» What to work on
Return every line of the records below without any changes, from the first line to the last.

Element location data:
-*-
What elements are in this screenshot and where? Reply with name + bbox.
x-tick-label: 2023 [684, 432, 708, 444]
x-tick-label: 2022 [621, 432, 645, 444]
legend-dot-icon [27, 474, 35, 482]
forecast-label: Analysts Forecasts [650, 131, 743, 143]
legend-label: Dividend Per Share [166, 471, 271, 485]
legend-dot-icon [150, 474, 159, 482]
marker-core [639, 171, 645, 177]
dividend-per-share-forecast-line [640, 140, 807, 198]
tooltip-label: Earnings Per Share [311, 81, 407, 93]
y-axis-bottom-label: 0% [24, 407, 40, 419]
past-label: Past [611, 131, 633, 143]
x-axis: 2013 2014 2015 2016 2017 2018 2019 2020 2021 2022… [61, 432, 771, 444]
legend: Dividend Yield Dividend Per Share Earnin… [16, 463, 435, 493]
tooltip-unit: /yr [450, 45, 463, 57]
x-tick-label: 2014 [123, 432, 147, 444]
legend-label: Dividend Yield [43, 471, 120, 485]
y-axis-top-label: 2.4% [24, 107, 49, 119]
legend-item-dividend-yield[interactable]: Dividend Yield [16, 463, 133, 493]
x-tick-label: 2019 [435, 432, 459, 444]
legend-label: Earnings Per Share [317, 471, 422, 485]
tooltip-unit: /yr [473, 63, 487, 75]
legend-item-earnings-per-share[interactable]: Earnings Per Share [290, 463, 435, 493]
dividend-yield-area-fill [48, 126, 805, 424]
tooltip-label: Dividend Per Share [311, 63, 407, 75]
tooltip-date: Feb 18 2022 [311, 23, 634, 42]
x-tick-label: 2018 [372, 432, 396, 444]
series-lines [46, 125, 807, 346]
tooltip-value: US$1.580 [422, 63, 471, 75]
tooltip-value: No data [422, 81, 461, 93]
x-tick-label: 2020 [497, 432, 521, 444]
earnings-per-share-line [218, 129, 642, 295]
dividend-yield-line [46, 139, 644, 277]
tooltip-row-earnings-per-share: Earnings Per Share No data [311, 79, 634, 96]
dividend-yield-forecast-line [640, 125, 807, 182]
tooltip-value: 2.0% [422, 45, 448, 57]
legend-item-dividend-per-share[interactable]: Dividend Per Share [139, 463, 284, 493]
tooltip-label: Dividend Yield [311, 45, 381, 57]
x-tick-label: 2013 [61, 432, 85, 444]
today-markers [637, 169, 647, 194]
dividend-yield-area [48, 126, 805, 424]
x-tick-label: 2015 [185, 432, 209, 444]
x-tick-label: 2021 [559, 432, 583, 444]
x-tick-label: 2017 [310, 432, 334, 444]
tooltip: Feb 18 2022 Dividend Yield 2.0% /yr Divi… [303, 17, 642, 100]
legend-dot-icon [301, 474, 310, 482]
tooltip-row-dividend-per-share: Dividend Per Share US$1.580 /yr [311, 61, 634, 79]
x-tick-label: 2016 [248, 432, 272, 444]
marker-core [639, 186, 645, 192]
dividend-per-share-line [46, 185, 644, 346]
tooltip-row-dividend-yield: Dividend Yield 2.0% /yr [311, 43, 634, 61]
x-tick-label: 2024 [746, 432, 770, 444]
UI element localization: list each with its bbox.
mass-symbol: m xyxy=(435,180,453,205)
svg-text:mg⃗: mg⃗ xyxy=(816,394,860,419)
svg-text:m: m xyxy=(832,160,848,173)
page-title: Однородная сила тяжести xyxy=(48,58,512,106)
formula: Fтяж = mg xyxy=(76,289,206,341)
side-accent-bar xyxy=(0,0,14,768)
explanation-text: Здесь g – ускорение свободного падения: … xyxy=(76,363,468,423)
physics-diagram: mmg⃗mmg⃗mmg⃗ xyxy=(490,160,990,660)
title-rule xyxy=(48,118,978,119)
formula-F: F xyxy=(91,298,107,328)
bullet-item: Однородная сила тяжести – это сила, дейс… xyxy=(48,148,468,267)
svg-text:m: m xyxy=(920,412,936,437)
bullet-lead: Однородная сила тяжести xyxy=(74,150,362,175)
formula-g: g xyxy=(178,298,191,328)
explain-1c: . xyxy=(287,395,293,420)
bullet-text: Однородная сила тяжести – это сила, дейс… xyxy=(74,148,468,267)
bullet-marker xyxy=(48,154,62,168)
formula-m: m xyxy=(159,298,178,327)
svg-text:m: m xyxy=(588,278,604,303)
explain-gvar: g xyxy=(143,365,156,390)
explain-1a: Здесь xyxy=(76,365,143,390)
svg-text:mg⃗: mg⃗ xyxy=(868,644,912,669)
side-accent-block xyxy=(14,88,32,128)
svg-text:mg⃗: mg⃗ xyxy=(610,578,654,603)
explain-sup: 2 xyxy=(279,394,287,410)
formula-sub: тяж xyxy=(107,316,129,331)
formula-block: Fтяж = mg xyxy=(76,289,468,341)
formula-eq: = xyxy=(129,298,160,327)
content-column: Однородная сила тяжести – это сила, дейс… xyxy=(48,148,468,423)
-*-
» Output of the exercise
What elements are in this screenshot and where? Reply with name + bbox.
x-tick-label: 2023 [684, 432, 708, 444]
x-tick-label: 2022 [621, 432, 645, 444]
legend-dot-icon [27, 474, 35, 482]
forecast-label: Analysts Forecasts [650, 131, 743, 143]
legend-label: Dividend Per Share [166, 471, 271, 485]
legend-dot-icon [150, 474, 159, 482]
marker-core [639, 171, 645, 177]
dividend-per-share-forecast-line [640, 140, 807, 198]
tooltip-label: Earnings Per Share [311, 81, 407, 93]
y-axis-bottom-label: 0% [24, 407, 40, 419]
past-label: Past [611, 131, 633, 143]
x-axis: 2013 2014 2015 2016 2017 2018 2019 2020 2021 2022… [61, 432, 771, 444]
legend: Dividend Yield Dividend Per Share Earnin… [16, 463, 435, 493]
tooltip-unit: /yr [450, 45, 463, 57]
x-tick-label: 2014 [123, 432, 147, 444]
legend-label: Dividend Yield [43, 471, 120, 485]
y-axis-top-label: 2.4% [24, 107, 49, 119]
legend-item-dividend-yield[interactable]: Dividend Yield [16, 463, 133, 493]
x-tick-label: 2019 [435, 432, 459, 444]
legend-label: Earnings Per Share [317, 471, 422, 485]
tooltip-unit: /yr [473, 63, 487, 75]
legend-item-earnings-per-share[interactable]: Earnings Per Share [290, 463, 435, 493]
dividend-yield-area-fill [48, 126, 805, 424]
tooltip-label: Dividend Per Share [311, 63, 407, 75]
tooltip-date: Feb 18 2022 [311, 23, 634, 42]
x-tick-label: 2018 [372, 432, 396, 444]
series-lines [46, 125, 807, 346]
tooltip-value: US$1.580 [422, 63, 471, 75]
tooltip-value: No data [422, 81, 461, 93]
x-tick-label: 2020 [497, 432, 521, 444]
earnings-per-share-line [218, 129, 642, 295]
dividend-yield-line [46, 139, 644, 277]
tooltip-row-earnings-per-share: Earnings Per Share No data [311, 79, 634, 96]
dividend-yield-forecast-line [640, 125, 807, 182]
tooltip-value: 2.0% [422, 45, 448, 57]
legend-item-dividend-per-share[interactable]: Dividend Per Share [139, 463, 284, 493]
tooltip-label: Dividend Yield [311, 45, 381, 57]
x-tick-label: 2013 [61, 432, 85, 444]
today-markers [637, 169, 647, 194]
dividend-yield-area [48, 126, 805, 424]
x-tick-label: 2015 [185, 432, 209, 444]
x-tick-label: 2021 [559, 432, 583, 444]
x-tick-label: 2017 [310, 432, 334, 444]
tooltip: Feb 18 2022 Dividend Yield 2.0% /yr Divi… [303, 17, 642, 100]
legend-dot-icon [301, 474, 310, 482]
tooltip-row-dividend-per-share: Dividend Per Share US$1.580 /yr [311, 61, 634, 79]
x-tick-label: 2016 [248, 432, 272, 444]
marker-core [639, 186, 645, 192]
dividend-per-share-line [46, 185, 644, 346]
tooltip-row-dividend-yield: Dividend Yield 2.0% /yr [311, 43, 634, 61]
x-tick-label: 2024 [746, 432, 770, 444]
UI element localization: list each with its bbox.
mass-symbol: m xyxy=(435,180,453,205)
svg-text:mg⃗: mg⃗ xyxy=(816,394,860,419)
svg-text:m: m xyxy=(832,160,848,173)
page-title: Однородная сила тяжести xyxy=(48,58,512,106)
formula: Fтяж = mg xyxy=(76,289,206,341)
side-accent-bar xyxy=(0,0,14,768)
explanation-text: Здесь g – ускорение свободного падения: … xyxy=(76,363,468,423)
physics-diagram: mmg⃗mmg⃗mmg⃗ xyxy=(490,160,990,660)
title-rule xyxy=(48,118,978,119)
formula-F: F xyxy=(91,298,107,328)
bullet-item: Однородная сила тяжести – это сила, дейс… xyxy=(48,148,468,267)
svg-text:m: m xyxy=(920,412,936,437)
bullet-lead: Однородная сила тяжести xyxy=(74,150,362,175)
formula-g: g xyxy=(178,298,191,328)
explain-1c: . xyxy=(287,395,293,420)
bullet-text: Однородная сила тяжести – это сила, дейс… xyxy=(74,148,468,267)
bullet-marker xyxy=(48,154,62,168)
formula-m: m xyxy=(159,298,178,327)
svg-text:m: m xyxy=(588,278,604,303)
explain-gvar: g xyxy=(143,365,156,390)
explain-1a: Здесь xyxy=(76,365,143,390)
svg-text:mg⃗: mg⃗ xyxy=(868,644,912,669)
side-accent-block xyxy=(14,88,32,128)
svg-text:mg⃗: mg⃗ xyxy=(610,578,654,603)
explain-sup: 2 xyxy=(279,394,287,410)
formula-sub: тяж xyxy=(107,316,129,331)
formula-block: Fтяж = mg xyxy=(76,289,468,341)
formula-eq: = xyxy=(129,298,160,327)
content-column: Однородная сила тяжести – это сила, дейс… xyxy=(48,148,468,423)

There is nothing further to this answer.